** Start of Material **
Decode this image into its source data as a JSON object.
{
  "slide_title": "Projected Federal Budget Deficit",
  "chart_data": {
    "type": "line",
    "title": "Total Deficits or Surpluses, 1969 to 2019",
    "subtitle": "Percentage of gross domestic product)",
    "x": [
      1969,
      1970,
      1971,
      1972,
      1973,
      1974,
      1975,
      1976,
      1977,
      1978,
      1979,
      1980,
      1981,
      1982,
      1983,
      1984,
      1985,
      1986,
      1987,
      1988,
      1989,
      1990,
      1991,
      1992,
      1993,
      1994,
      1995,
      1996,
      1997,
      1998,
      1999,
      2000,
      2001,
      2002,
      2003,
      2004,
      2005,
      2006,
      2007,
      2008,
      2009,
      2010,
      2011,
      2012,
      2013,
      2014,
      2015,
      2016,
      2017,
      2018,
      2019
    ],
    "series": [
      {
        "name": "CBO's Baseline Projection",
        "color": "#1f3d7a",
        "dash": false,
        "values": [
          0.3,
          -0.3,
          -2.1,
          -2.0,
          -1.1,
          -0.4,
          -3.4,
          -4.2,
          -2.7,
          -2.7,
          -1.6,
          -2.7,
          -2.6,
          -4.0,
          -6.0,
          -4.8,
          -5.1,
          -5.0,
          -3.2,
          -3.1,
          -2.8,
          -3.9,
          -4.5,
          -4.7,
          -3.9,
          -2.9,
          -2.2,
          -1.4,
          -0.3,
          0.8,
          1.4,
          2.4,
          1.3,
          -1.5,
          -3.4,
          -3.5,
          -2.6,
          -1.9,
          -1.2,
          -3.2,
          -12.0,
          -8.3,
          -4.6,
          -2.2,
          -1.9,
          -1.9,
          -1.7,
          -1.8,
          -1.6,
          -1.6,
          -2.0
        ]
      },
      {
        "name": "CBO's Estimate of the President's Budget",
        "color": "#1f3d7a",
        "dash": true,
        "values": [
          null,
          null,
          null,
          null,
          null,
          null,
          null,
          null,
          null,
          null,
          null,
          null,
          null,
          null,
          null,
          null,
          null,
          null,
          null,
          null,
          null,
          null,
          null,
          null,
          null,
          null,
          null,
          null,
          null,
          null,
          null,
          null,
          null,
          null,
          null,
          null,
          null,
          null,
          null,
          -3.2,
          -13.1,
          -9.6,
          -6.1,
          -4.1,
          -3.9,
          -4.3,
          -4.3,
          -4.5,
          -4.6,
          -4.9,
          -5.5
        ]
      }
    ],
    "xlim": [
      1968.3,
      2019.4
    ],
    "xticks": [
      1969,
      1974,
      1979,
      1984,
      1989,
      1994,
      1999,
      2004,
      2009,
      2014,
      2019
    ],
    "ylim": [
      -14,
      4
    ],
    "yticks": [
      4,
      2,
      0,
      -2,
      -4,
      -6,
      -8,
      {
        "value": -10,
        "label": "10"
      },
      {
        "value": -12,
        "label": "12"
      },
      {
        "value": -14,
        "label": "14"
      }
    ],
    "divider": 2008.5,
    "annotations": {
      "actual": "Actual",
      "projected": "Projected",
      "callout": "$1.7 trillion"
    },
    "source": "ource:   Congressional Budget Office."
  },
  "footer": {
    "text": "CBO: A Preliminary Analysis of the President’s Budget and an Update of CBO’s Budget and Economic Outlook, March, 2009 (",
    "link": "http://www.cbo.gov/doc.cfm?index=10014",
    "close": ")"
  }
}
** End of Material **
* **Exercise prompt**: From the listing above, pick out each line where the word "name" appears.

* **Complete output**:
        "name": "CBO's Baseline Projection",
        "name": "CBO's Estimate of the President's Budget",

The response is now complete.